Tuesday, February 21, 2012

The Case for Herbs

Fresh herbs can make a wonderful addition to any dish, but how do cooks know which herbs to use? 
Most characteristic 'flavors' that we recognize can be broken into 1 of 2 broad categories: taste and aroma.
The key difference between those 2 attributes is this: some flavors you recognize with your tongue, and some flavors you recognize with your nose. The range of flavors that humans recognize with our tongues is fairly limited ('salty', 'sweet', 'bitter', 'sour', 'savory'), but the receptors in our noses are capable of identifying literally thousands of unique aromas!

■ To do
A. Print the portion of the passage on herbs starting at "Tuesday, February 21, 2012" and ending at "taste and aroma.".
B. Carry on the passage on herbs from its last sentence.

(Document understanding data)
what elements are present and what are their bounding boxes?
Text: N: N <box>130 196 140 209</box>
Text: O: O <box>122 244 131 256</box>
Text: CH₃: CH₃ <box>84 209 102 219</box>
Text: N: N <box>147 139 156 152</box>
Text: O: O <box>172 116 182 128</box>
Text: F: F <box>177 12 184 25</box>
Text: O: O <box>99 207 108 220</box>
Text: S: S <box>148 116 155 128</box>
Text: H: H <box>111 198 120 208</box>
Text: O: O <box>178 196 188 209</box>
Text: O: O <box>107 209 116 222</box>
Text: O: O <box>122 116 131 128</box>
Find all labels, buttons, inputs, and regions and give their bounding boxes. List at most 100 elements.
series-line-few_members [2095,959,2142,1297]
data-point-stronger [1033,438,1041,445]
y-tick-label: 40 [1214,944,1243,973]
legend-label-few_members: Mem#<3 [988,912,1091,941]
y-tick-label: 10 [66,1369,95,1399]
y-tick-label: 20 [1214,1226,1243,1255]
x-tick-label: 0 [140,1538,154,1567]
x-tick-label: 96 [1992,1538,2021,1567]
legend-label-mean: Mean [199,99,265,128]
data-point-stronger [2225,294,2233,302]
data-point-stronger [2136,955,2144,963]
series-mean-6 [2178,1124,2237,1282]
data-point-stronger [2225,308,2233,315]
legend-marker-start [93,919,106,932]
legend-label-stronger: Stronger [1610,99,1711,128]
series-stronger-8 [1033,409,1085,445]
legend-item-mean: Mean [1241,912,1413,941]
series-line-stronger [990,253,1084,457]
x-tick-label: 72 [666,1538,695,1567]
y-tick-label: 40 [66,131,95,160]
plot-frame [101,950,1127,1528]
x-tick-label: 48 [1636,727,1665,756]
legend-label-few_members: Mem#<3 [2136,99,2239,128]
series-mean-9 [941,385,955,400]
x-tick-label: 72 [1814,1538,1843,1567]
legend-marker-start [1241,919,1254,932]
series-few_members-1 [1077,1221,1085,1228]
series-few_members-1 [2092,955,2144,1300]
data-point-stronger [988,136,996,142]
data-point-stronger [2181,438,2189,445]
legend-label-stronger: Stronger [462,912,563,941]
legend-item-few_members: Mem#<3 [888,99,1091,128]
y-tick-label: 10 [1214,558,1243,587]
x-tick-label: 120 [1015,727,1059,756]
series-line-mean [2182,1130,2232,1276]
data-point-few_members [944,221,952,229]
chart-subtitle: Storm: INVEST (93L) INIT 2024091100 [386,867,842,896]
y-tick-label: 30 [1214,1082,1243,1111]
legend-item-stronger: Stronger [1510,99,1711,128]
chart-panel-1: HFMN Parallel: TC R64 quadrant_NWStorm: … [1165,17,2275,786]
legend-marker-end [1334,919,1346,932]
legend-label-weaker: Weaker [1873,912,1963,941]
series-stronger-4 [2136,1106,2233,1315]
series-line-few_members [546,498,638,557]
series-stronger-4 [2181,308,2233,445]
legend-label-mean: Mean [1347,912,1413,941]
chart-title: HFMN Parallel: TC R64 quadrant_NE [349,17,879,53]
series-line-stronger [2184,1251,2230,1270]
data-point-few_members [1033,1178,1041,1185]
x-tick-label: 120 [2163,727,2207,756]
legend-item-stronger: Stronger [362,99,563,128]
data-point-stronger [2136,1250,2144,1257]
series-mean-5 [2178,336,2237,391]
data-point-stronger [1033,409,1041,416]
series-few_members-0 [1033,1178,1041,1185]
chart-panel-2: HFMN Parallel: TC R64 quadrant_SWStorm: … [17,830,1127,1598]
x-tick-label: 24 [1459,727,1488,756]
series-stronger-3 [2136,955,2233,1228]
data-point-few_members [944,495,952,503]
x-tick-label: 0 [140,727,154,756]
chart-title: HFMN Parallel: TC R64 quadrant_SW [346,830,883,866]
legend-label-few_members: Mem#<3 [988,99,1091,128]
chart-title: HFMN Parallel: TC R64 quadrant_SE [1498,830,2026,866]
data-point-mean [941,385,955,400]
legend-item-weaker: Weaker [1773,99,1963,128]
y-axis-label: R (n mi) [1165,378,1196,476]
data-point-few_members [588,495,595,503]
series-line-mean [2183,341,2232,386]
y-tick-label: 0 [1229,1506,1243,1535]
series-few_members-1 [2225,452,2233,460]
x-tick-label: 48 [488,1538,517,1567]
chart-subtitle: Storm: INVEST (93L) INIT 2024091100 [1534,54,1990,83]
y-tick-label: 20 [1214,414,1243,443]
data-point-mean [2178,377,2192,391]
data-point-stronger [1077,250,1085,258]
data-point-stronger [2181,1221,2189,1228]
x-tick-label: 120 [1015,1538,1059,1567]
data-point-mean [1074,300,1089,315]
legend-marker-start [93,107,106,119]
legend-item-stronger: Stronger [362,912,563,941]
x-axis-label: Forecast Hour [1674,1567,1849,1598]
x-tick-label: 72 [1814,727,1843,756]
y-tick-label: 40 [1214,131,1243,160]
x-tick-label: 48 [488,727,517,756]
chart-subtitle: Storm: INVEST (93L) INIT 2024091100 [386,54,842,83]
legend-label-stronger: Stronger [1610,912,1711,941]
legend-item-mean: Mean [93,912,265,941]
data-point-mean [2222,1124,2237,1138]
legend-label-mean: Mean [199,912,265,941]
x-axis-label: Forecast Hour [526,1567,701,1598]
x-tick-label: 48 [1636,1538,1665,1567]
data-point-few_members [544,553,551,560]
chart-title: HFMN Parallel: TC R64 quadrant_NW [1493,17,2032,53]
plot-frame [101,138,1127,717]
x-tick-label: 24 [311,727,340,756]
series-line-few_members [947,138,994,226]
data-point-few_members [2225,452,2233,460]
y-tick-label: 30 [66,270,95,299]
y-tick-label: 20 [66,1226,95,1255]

■ Answers by item
A.
Tuesday, February 21, 2012

The Case for Herbs

Fresh herbs can make a wonderful addition to any dish, but how do cooks know which herbs to use? 
Most characteristic 'flavors' that we recognize can be broken into 1 of 2 broad categories: taste and aroma.

B.
Aromatic plants have been used for thousands of years by every culture since the beginning of time to transform the most basic foods into mouth-watering meals. Just as artists mix shades of color to achieve eye-pleasing masterpieces, cooks use herbs and spices to color their culinary creations. The right herbs can add excitement to even the most boring meals. Entire encyclopedias have been published on the subject of herbs and spices, so I will simply list some of my favorites here:

While thyme is a very powerful herb, it blends well with other flavors and is often used in stocks and herb mixes such as herbs de provence and buquet garni. It has also been widely used as a medicinal herb, containing antiseptic compounds as well as being extremely high in iron (10 times as much by volume compared to other green vegetables). It is often paired with meats such as beef and poultry.

This herb is closely related to oregano, but with a slightly sweeter taste and a hint of citrus. Containing such chemical compounds as camphor and pinene, this herb can have a cooling effect on dishes and add a bit of earthy zing. Marjoram pairs well with food containing spicy capsicum flavors, and is wonderful with fish.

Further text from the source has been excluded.